* **Instruction 1**:
In the regression results text, what is the maximum VIF value reported?

* **Text section**:
[start]

Results and discussion

Results and discussion of global regression analysis

Table 3 presents the results of the global regression analysis obtained using the OLS model (1). Note that “SD” in the table denotes the standard deviation. The adjusted R of 0.816 indicates that the selected independent variables effectively explain the variation in urban vibrancy, supporting the robustness of the model. Furthermore, the variance inflation factors (VIFs) for all independent variables were calculated to assess multicollinearity. The maximum VIF value of approximately 2.28 indicates that multicollinearity is not a concern in this analysis.

Table 3.

Results of global regression analysis.

Variables	Coefficient	T-value	SD
Constant	−0.000	-	0.014
Land-use mix	0.012	0.831	0.015
POI density	0.526	28.625***	0.018
Residential density	−0.053	−1.980*	0.027
Road and railway density	0.074	4.101***	0.018
Natural land density	−0.726	−19.564***	0.037
Convertible land density	−0.375	−14.856***	0.025

*** significant at the 0.001 level, * significant at the 0.05 level.

[end]

* **Supplied material**:
[start]

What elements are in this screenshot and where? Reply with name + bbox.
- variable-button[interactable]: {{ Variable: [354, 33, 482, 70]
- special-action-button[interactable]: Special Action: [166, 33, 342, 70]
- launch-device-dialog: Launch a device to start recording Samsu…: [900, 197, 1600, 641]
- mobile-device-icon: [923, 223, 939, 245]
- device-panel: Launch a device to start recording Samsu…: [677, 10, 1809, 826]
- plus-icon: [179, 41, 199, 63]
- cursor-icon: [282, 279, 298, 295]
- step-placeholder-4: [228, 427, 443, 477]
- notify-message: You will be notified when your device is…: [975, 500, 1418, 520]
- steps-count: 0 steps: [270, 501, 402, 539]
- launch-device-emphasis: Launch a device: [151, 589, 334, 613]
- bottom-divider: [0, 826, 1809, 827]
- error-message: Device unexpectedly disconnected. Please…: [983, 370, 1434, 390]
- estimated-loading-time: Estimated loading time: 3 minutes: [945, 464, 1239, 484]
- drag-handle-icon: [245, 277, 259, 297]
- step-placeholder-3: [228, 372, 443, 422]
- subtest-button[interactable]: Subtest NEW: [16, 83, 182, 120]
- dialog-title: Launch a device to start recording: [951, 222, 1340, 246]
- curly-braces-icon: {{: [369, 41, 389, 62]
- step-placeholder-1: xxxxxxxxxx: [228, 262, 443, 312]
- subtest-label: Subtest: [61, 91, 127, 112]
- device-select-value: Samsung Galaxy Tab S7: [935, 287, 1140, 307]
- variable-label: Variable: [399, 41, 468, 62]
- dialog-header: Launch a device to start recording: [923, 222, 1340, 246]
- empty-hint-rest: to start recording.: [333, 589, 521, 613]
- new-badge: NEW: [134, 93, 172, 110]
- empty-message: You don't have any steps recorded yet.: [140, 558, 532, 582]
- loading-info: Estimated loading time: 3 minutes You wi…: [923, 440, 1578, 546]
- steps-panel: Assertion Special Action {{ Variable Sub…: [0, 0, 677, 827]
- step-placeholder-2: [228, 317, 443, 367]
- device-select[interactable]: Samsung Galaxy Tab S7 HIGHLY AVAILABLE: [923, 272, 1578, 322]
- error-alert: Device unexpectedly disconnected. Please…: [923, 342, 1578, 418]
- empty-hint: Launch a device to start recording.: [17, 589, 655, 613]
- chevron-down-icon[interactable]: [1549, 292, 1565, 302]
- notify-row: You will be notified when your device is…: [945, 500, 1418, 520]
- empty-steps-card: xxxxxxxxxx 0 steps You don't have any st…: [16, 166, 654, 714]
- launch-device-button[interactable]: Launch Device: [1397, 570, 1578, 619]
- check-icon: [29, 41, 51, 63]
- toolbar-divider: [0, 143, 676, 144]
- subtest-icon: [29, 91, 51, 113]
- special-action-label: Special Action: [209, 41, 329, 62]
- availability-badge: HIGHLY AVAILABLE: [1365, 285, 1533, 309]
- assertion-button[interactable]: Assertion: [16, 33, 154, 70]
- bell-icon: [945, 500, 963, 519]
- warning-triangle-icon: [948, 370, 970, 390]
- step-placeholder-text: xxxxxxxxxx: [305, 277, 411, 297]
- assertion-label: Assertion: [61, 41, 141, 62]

[end]

* **Instruction 2**:
Convert the entries, starting with their first line and going on through the line with "- notify-message: You", into a Markdown table with the columns n and Line. Give each line's number and text, and leave out blank lines.

* **Correct result 1**:
Approximately 2.28.

* **Correct result 2**:
| n | Line |
|---|---|
| 1 | What elements are in this screenshot and where? Reply with name + bbox. |
| 2 | - variable-button[interactable]: {{ Variable: [354, 33, 482, 70] |
| 3 | - special-action-button[interactable]: Special Action: [166, 33, 342, 70] |
| 4 | - launch-device-dialog: Launch a device to start recording Samsu…: [900, 197, 1600, 641] |
| 5 | - mobile-device-icon: [923, 223, 939, 245] |
| 6 | - device-panel: Launch a device to start recording Samsu…: [677, 10, 1809, 826] |
| 7 | - plus-icon: [179, 41, 199, 63] |
| 8 | - cursor-icon: [282, 279, 298, 295] |
| 9 | - step-placeholder-4: [228, 427, 443, 477] |
| 10 | - notify-message: You will be notified when your device is…: [975, 500, 1418, 520] |